** start of Task input **

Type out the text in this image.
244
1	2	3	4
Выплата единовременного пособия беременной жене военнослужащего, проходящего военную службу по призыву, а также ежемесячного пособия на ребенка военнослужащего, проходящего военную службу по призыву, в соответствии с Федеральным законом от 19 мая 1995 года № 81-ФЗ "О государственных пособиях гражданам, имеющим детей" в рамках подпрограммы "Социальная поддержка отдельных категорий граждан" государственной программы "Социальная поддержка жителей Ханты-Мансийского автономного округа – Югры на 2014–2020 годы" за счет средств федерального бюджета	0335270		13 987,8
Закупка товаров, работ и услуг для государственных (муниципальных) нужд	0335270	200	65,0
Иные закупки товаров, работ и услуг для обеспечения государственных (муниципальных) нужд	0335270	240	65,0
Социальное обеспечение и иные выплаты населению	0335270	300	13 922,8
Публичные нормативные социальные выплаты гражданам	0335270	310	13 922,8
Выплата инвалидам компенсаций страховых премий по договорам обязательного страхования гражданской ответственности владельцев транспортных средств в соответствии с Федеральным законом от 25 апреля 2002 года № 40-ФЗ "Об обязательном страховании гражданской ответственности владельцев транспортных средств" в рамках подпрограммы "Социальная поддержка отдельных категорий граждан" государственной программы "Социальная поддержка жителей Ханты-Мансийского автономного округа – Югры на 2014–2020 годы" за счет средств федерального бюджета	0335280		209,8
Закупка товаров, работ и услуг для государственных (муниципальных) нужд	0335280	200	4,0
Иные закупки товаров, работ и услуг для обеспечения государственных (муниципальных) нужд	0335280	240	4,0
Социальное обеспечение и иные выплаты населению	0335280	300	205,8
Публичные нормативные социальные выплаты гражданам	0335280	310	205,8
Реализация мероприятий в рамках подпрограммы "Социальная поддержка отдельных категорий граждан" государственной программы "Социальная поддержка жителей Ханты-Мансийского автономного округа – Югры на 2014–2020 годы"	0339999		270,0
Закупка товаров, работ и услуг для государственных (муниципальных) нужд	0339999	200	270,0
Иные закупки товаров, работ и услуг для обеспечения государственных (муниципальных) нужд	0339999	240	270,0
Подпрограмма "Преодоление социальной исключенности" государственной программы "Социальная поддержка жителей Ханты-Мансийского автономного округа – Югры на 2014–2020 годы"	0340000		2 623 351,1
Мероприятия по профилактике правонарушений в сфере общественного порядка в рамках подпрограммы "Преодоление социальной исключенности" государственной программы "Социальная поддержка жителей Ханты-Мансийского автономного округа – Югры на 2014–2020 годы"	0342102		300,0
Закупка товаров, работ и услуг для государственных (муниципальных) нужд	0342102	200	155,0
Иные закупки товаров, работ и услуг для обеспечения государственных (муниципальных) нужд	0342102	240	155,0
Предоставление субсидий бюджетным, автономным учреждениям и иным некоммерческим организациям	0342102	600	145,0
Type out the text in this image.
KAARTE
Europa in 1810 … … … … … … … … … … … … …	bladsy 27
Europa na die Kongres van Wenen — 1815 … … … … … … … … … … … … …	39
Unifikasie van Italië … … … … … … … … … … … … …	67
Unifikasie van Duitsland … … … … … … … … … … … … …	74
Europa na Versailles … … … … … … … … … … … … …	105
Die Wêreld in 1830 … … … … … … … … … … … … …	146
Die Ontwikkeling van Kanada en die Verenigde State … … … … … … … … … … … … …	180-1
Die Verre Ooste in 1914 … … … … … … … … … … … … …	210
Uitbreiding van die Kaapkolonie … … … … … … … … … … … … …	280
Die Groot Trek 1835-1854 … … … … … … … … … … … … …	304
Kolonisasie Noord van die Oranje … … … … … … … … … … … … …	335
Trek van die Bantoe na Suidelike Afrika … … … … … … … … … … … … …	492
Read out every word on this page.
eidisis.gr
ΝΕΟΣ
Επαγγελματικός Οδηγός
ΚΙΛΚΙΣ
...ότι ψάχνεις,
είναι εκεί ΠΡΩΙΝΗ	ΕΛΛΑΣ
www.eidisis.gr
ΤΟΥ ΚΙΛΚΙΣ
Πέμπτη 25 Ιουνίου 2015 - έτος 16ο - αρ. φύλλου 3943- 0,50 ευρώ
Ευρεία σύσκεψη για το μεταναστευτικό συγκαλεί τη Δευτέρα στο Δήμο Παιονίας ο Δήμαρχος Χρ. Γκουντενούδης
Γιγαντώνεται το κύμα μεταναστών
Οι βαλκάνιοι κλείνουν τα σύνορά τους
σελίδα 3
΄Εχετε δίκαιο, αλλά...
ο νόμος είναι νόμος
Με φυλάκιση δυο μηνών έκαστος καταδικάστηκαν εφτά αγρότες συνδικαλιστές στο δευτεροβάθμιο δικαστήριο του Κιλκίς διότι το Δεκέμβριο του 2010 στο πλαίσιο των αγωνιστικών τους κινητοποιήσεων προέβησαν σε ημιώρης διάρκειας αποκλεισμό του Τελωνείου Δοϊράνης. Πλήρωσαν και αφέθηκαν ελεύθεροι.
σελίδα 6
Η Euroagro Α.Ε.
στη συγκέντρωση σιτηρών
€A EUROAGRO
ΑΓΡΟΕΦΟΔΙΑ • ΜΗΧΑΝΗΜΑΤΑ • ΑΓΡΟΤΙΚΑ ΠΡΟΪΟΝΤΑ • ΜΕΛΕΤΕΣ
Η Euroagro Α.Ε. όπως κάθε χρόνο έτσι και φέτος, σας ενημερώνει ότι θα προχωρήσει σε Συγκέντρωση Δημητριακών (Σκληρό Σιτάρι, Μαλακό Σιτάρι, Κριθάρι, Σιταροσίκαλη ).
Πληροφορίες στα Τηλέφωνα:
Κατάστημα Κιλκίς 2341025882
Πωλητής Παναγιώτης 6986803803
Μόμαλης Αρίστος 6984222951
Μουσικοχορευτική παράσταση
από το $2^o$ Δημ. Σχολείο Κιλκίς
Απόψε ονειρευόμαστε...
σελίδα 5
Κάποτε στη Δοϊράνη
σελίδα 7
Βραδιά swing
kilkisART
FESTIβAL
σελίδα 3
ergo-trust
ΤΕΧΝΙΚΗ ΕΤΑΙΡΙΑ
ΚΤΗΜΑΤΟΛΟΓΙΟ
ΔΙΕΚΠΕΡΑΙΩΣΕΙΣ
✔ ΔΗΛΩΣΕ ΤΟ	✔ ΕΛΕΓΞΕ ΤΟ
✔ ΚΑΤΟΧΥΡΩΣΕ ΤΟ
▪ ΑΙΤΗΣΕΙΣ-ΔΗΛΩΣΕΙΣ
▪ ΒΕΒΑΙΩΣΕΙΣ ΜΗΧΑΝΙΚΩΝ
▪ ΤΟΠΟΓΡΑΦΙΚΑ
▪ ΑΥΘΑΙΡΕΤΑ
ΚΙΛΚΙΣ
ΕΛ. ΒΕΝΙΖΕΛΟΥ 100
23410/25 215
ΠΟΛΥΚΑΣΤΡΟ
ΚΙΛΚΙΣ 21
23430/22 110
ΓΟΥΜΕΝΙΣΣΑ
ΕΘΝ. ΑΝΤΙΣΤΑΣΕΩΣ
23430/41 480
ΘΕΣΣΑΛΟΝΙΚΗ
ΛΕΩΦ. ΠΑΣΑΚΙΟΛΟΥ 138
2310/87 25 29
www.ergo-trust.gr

** end of Task input **

> _Aim of the task_:
Take every line from the data that contains the word "социальные".

> _Task result_:
Публичные нормативные социальные выплаты гражданам	0335270	310	13 922,8
Публичные нормативные социальные выплаты гражданам	0335280	310	205,8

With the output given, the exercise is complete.